**DATASET RECORDS**.
* * *

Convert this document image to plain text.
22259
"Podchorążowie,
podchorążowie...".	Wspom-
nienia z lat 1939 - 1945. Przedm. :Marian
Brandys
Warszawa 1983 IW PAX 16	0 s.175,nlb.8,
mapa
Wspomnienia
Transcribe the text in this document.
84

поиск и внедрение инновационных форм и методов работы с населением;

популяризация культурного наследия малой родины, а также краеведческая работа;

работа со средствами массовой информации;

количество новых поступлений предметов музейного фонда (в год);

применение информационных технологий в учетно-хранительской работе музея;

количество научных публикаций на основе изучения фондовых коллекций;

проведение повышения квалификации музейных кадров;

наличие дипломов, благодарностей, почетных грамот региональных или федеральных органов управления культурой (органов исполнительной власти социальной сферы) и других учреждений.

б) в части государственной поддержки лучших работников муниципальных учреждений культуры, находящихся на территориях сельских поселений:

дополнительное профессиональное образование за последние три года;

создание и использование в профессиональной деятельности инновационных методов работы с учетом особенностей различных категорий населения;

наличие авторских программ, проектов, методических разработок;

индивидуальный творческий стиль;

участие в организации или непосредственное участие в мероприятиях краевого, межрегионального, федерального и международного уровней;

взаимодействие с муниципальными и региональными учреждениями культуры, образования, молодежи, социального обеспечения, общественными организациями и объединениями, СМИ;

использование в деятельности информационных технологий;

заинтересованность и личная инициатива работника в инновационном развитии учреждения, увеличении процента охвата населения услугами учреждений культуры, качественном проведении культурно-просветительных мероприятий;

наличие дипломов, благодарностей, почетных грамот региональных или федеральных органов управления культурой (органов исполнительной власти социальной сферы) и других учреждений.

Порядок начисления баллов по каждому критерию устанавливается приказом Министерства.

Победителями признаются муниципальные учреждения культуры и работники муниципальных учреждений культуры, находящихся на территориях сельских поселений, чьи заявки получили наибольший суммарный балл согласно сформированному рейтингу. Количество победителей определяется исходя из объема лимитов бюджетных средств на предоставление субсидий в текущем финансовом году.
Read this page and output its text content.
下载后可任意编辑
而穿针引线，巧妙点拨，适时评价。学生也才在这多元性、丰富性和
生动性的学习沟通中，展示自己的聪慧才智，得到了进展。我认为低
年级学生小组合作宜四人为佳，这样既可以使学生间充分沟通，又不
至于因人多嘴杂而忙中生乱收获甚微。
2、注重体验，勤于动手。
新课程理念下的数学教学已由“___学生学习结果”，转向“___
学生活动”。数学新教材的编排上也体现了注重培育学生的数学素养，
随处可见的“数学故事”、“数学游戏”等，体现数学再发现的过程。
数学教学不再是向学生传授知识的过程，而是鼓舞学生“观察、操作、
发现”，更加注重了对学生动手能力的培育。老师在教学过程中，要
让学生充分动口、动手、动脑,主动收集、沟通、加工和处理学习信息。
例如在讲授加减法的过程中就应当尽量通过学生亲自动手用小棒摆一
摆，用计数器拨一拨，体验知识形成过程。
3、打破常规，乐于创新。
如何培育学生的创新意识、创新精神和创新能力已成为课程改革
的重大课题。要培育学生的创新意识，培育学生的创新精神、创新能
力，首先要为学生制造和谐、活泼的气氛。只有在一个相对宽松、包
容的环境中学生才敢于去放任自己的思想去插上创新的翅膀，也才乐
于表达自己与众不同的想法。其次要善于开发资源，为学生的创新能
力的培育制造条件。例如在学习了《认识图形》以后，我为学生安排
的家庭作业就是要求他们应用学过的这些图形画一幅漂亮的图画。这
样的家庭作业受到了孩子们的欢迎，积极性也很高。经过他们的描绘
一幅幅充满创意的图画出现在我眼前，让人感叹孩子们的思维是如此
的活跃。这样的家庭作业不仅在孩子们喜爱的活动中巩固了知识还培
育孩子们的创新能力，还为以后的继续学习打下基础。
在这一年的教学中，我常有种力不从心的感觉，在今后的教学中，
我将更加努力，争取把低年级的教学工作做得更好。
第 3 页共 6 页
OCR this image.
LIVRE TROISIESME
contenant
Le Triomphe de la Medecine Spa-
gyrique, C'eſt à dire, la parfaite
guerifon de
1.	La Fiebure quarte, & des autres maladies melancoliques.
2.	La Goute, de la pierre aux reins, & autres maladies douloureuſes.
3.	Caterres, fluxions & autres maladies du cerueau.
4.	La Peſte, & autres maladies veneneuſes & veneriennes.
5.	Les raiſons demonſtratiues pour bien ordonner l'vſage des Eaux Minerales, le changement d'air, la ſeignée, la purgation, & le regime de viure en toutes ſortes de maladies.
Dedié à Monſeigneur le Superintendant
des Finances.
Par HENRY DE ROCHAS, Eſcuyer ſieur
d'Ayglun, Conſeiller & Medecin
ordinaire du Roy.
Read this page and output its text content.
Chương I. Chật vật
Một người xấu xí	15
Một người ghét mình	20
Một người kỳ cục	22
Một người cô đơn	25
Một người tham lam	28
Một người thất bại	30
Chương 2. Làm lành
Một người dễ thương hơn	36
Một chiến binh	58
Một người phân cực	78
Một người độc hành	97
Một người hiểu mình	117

* * *

**TASK DETAILS**.
Reproduce each line of the material containing the word "муниципальных".

**ANSWER TO THIS EXERCISE**.
б) в части государственной поддержки лучших работников муниципальных учреждений культуры, находящихся на территориях сельских поселений:
Победителями признаются муниципальные учреждения культуры и работники муниципальных учреждений культуры, находящихся на территориях сельских поселений, чьи заявки получили наибольший суммарный балл согласно сформированному рейтингу. Количество победителей определяется исходя из объема лимитов бюджетных средств на предоставление субсидий в текущем финансовом году.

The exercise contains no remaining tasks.